Copy all of the material word for word, except for the pictures.
:: Dataset content
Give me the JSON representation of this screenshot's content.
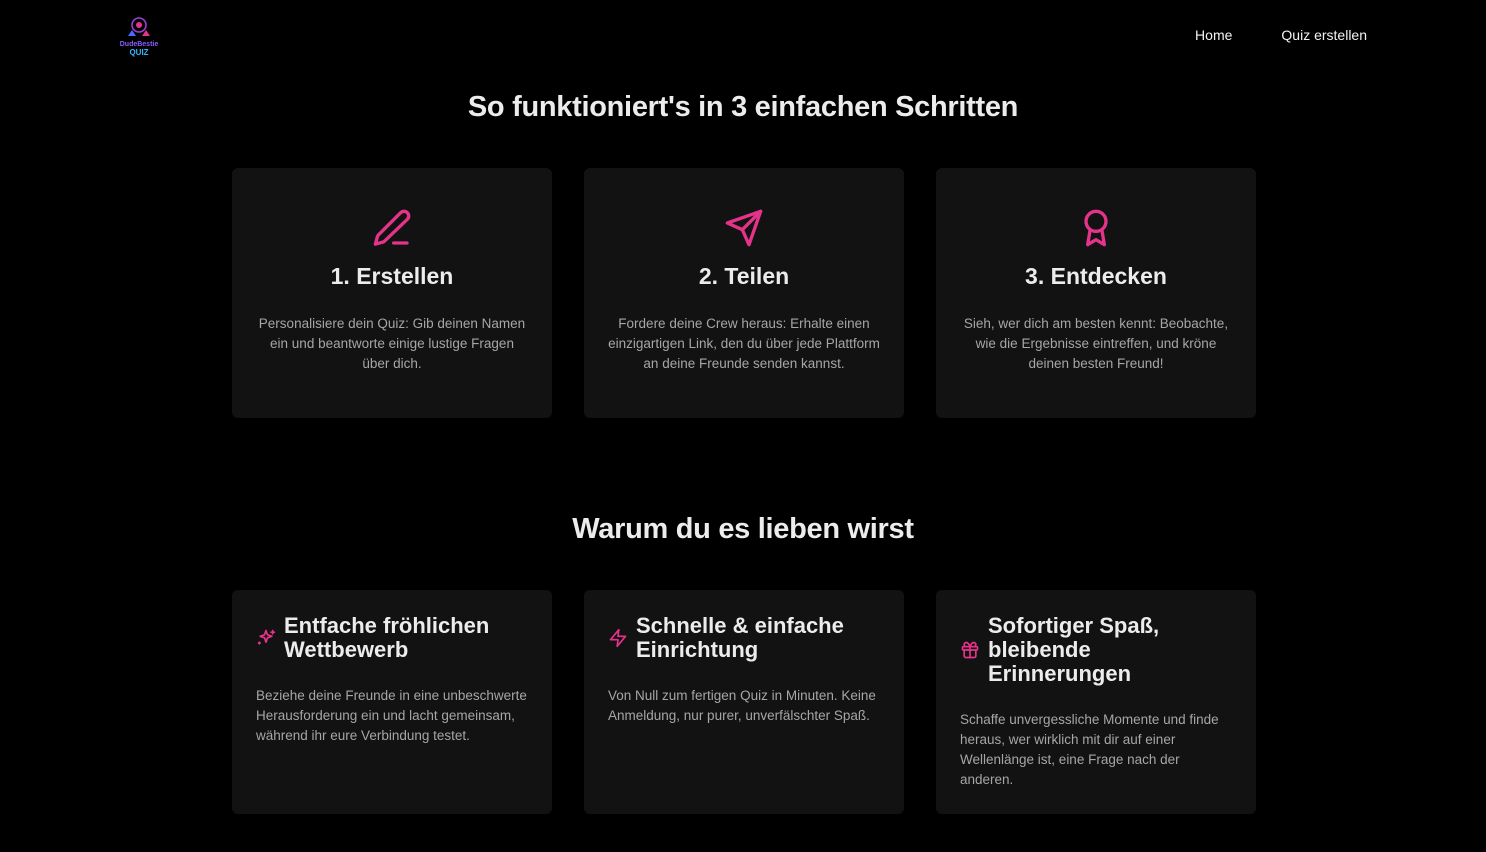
{
  "header": {
    "logo_top": "DudeBestie",
    "logo_bottom": "QUIZ",
    "nav": [
      {
        "label": "Home"
      },
      {
        "label": "Quiz erstellen"
      }
    ]
  },
  "steps": {
    "title": "So funktioniert's in 3 einfachen Schritten",
    "items": [
      {
        "icon": "pencil-icon",
        "title": "1. Erstellen",
        "text": "Personalisiere dein Quiz: Gib deinen Namen ein und beantworte einige lustige Fragen über dich."
      },
      {
        "icon": "send-icon",
        "title": "2. Teilen",
        "text": "Fordere deine Crew heraus: Erhalte einen einzigartigen Link, den du über jede Plattform an deine Freunde senden kannst."
      },
      {
        "icon": "award-icon",
        "title": "3. Entdecken",
        "text": "Sieh, wer dich am besten kennt: Beobachte, wie die Ergebnisse eintreffen, und kröne deinen besten Freund!"
      }
    ]
  },
  "features": {
    "title": "Warum du es lieben wirst",
    "items": [
      {
        "icon": "sparkles-icon",
        "title": "Entfache fröhlichen Wettbewerb",
        "text": "Beziehe deine Freunde in eine unbeschwerte Herausforderung ein und lacht gemeinsam, während ihr eure Verbindung testet."
      },
      {
        "icon": "zap-icon",
        "title": "Schnelle & einfache Einrichtung",
        "text": "Von Null zum fertigen Quiz in Minuten. Keine Anmeldung, nur purer, unverfälschter Spaß."
      },
      {
        "icon": "gift-icon",
        "title": "Sofortiger Spaß, bleibende Erinnerungen",
        "text": "Schaffe unvergessliche Momente und finde heraus, wer wirklich mit dir auf einer Wellenlänge ist, eine Frage nach der anderen."
      }
    ]
  },
  "colors": {
    "background": "#000000",
    "card": "#121212",
    "accent": "#e6338a",
    "text": "#ececec",
    "muted": "#a6a6a6"
  }
}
::::
*Solution to this problem:*
Give me the JSON representation of this screenshot's content.
{
  "header": {
    "logo_top": "DudeBestie",
    "logo_bottom": "QUIZ",
    "nav": [
      {
        "label": "Home"
      },
      {
        "label": "Quiz erstellen"
      }
    ]
  },
  "steps": {
    "title": "So funktioniert's in 3 einfachen Schritten",
    "items": [
      {
        "icon": "pencil-icon",
        "title": "1. Erstellen",
        "text": "Personalisiere dein Quiz: Gib deinen Namen ein und beantworte einige lustige Fragen über dich."
      },
      {
        "icon": "send-icon",
        "title": "2. Teilen",
        "text": "Fordere deine Crew heraus: Erhalte einen einzigartigen Link, den du über jede Plattform an deine Freunde senden kannst."
      },
      {
        "icon": "award-icon",
        "title": "3. Entdecken",
        "text": "Sieh, wer dich am besten kennt: Beobachte, wie die Ergebnisse eintreffen, und kröne deinen besten Freund!"
      }
    ]
  },
  "features": {
    "title": "Warum du es lieben wirst",
    "items": [
      {
        "icon": "sparkles-icon",
        "title": "Entfache fröhlichen Wettbewerb",
        "text": "Beziehe deine Freunde in eine unbeschwerte Herausforderung ein und lacht gemeinsam, während ihr eure Verbindung testet."
      },
      {
        "icon": "zap-icon",
        "title": "Schnelle & einfache Einrichtung",
        "text": "Von Null zum fertigen Quiz in Minuten. Keine Anmeldung, nur purer, unverfälschter Spaß."
      },
      {
        "icon": "gift-icon",
        "title": "Sofortiger Spaß, bleibende Erinnerungen",
        "text": "Schaffe unvergessliche Momente und finde heraus, wer wirklich mit dir auf einer Wellenlänge ist, eine Frage nach der anderen."
      }
    ]
  },
  "colors": {
    "background": "#000000",
    "card": "#121212",
    "accent": "#e6338a",
    "text": "#ececec",
    "muted": "#a6a6a6"
  }
}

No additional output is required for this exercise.